> [THE EXERCISE] Write the entries below out again exactly; any picture in them stays out.

Records

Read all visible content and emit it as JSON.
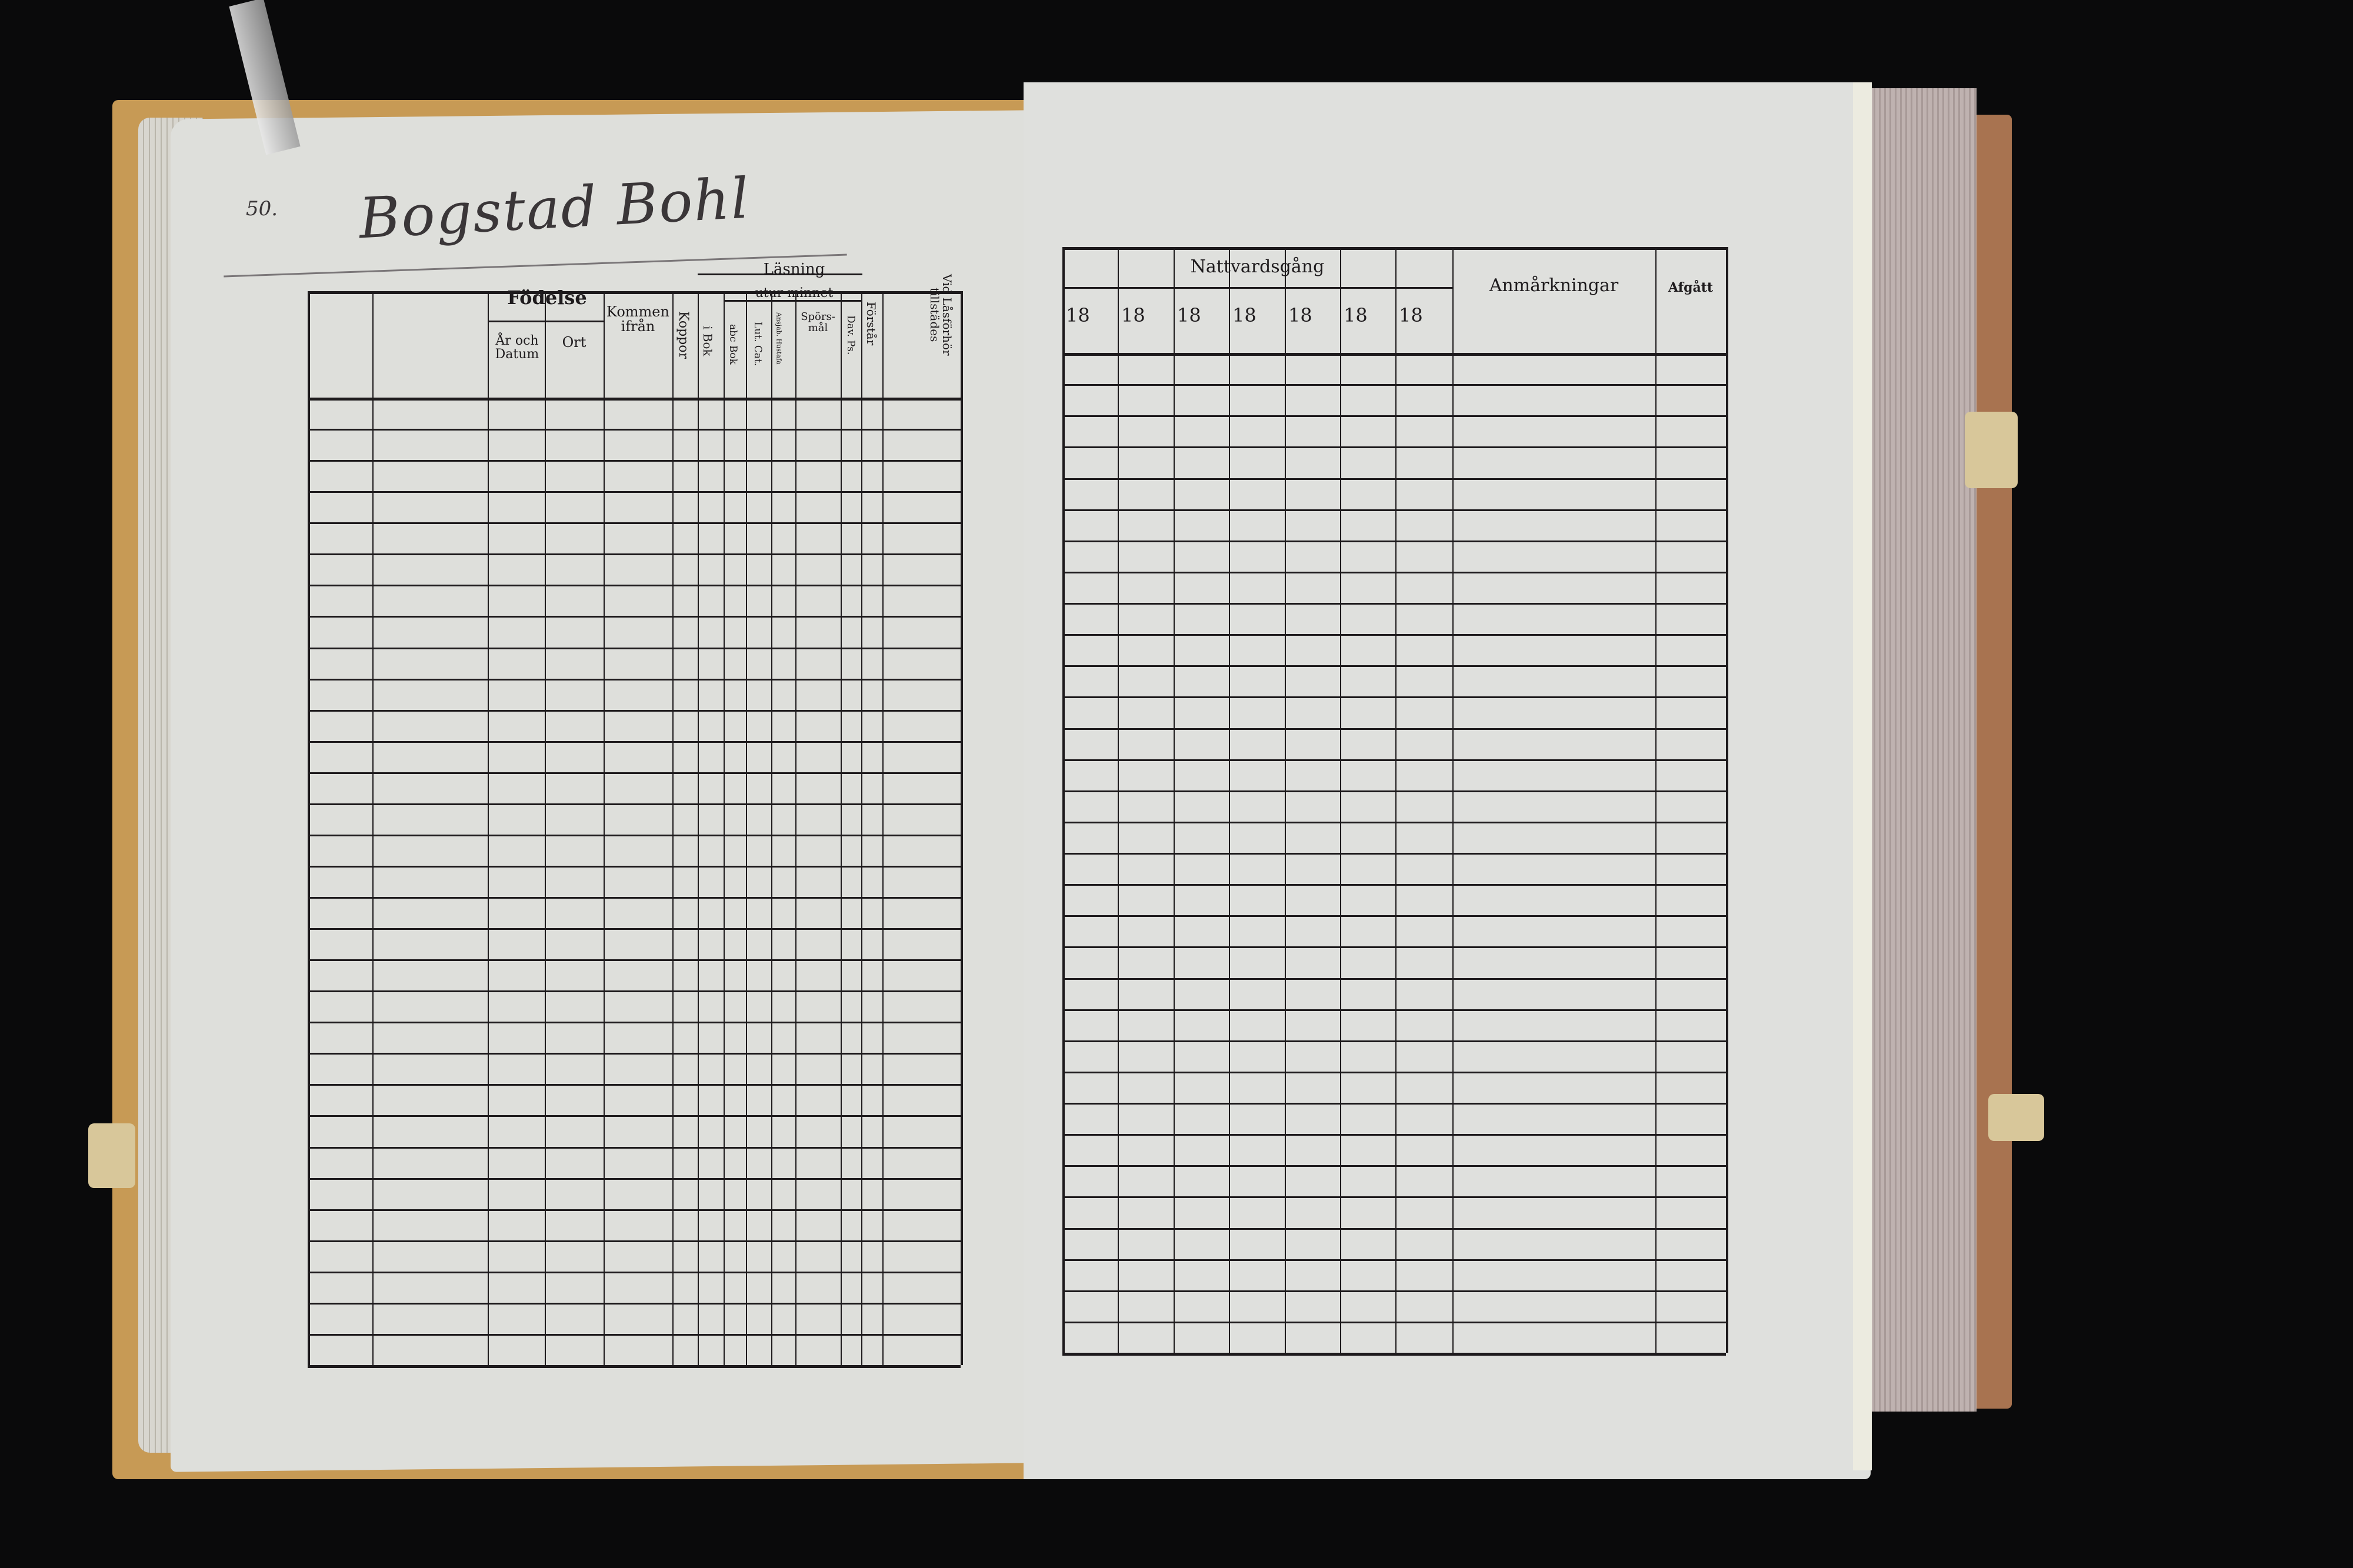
{
  "left_page": {
    "page_number": "50.",
    "handwritten_title": "Bogstad Bohl",
    "headers": {
      "fodelse": "Födelse",
      "ar_och_datum": "År och Datum",
      "ort": "Ort",
      "kommen_ifran": "Kommen ifrån",
      "koppor": "Koppor",
      "lasning": "Läsning",
      "utur_minnet": "utur minnet",
      "i_bok": "i Bok",
      "abc_bok": "abc Bok",
      "lut_cat": "Lut. Cat.",
      "anhang": "Ansjab. Hustafa",
      "sporsmal": "Spörs-mål",
      "dav_ps": "Dav. Ps.",
      "forstar": "Förstår",
      "vid_lasforhor": "Vid Låsförhör tillstädes"
    }
  },
  "right_page": {
    "headers": {
      "nattvardsgang": "Nattvardsgång",
      "years": [
        "18",
        "18",
        "18",
        "18",
        "18",
        "18",
        "18"
      ],
      "anmarkningar": "Anmårkningar",
      "afgatt": "Afgått"
    }
  }
}
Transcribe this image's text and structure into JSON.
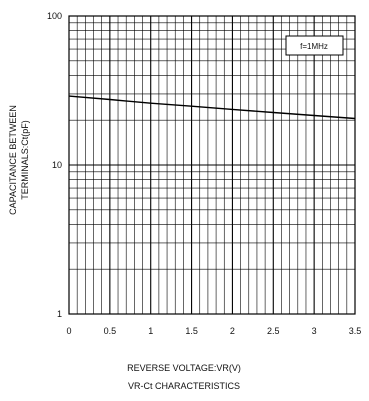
{
  "chart_data": {
    "type": "line",
    "caption": "VR-Ct CHARACTERISTICS",
    "xlabel": "REVERSE VOLTAGE:VR(V)",
    "ylabel_line1": "CAPACITANCE BETWEEN",
    "ylabel_line2": "TERMINALS:Ct(pF)",
    "annotation": "f=1MHz",
    "x_scale": "linear",
    "y_scale": "log",
    "xlim": [
      0,
      3.5
    ],
    "ylim": [
      1,
      100
    ],
    "grid": true,
    "x_ticks": [
      "0",
      "0.5",
      "1",
      "1.5",
      "2",
      "2.5",
      "3",
      "3.5"
    ],
    "y_ticks": [
      "1",
      "10",
      "100"
    ],
    "series": [
      {
        "x": [
          0,
          0.5,
          1,
          1.5,
          2,
          2.5,
          3,
          3.5
        ],
        "y": [
          29,
          27.5,
          26,
          24.8,
          23.6,
          22.5,
          21.5,
          20.5
        ]
      }
    ]
  }
}
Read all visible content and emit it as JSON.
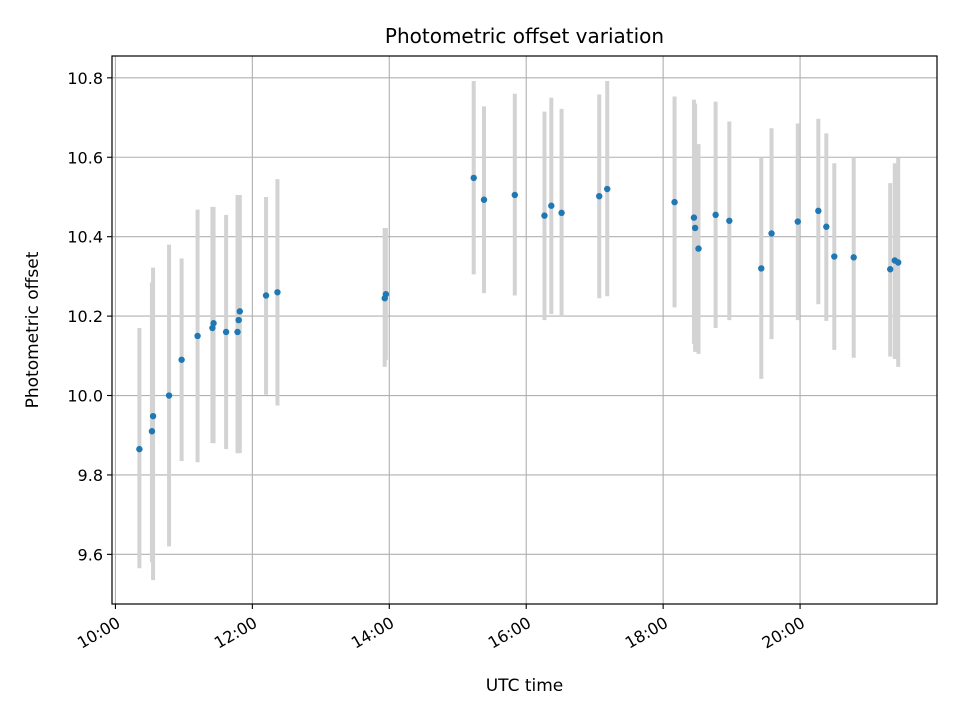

> [WORKED SOLUTION]
Read all visible content and emit it as JSON.
{
  "left_page": {
    "page_number": "50.",
    "handwritten_title": "Bogstad Bohl",
    "headers": {
      "fodelse": "Födelse",
      "ar_och_datum": "År och Datum",
      "ort": "Ort",
      "kommen_ifran": "Kommen ifrån",
      "koppor": "Koppor",
      "lasning": "Läsning",
      "utur_minnet": "utur minnet",
      "i_bok": "i Bok",
      "abc_bok": "abc Bok",
      "lut_cat": "Lut. Cat.",
      "anhang": "Ansjab. Hustafa",
      "sporsmal": "Spörs-mål",
      "dav_ps": "Dav. Ps.",
      "forstar": "Förstår",
      "vid_lasforhor": "Vid Låsförhör tillstädes"
    }
  },
  "right_page": {
    "headers": {
      "nattvardsgang": "Nattvardsgång",
      "years": [
        "18",
        "18",
        "18",
        "18",
        "18",
        "18",
        "18"
      ],
      "anmarkningar": "Anmårkningar",
      "afgatt": "Afgått"
    }
  }
}
Transcribe this image's text and structure into JSON.
{
  "chart_data": {
    "type": "line",
    "caption": "VR-Ct CHARACTERISTICS",
    "xlabel": "REVERSE VOLTAGE:VR(V)",
    "ylabel_line1": "CAPACITANCE BETWEEN",
    "ylabel_line2": "TERMINALS:Ct(pF)",
    "annotation": "f=1MHz",
    "x_scale": "linear",
    "y_scale": "log",
    "xlim": [
      0,
      3.5
    ],
    "ylim": [
      1,
      100
    ],
    "grid": true,
    "x_ticks": [
      "0",
      "0.5",
      "1",
      "1.5",
      "2",
      "2.5",
      "3",
      "3.5"
    ],
    "y_ticks": [
      "1",
      "10",
      "100"
    ],
    "series": [
      {
        "x": [
          0,
          0.5,
          1,
          1.5,
          2,
          2.5,
          3,
          3.5
        ],
        "y": [
          29,
          27.5,
          26,
          24.8,
          23.6,
          22.5,
          21.5,
          20.5
        ]
      }
    ]
  }
}
Read all visible content and emit it as JSON.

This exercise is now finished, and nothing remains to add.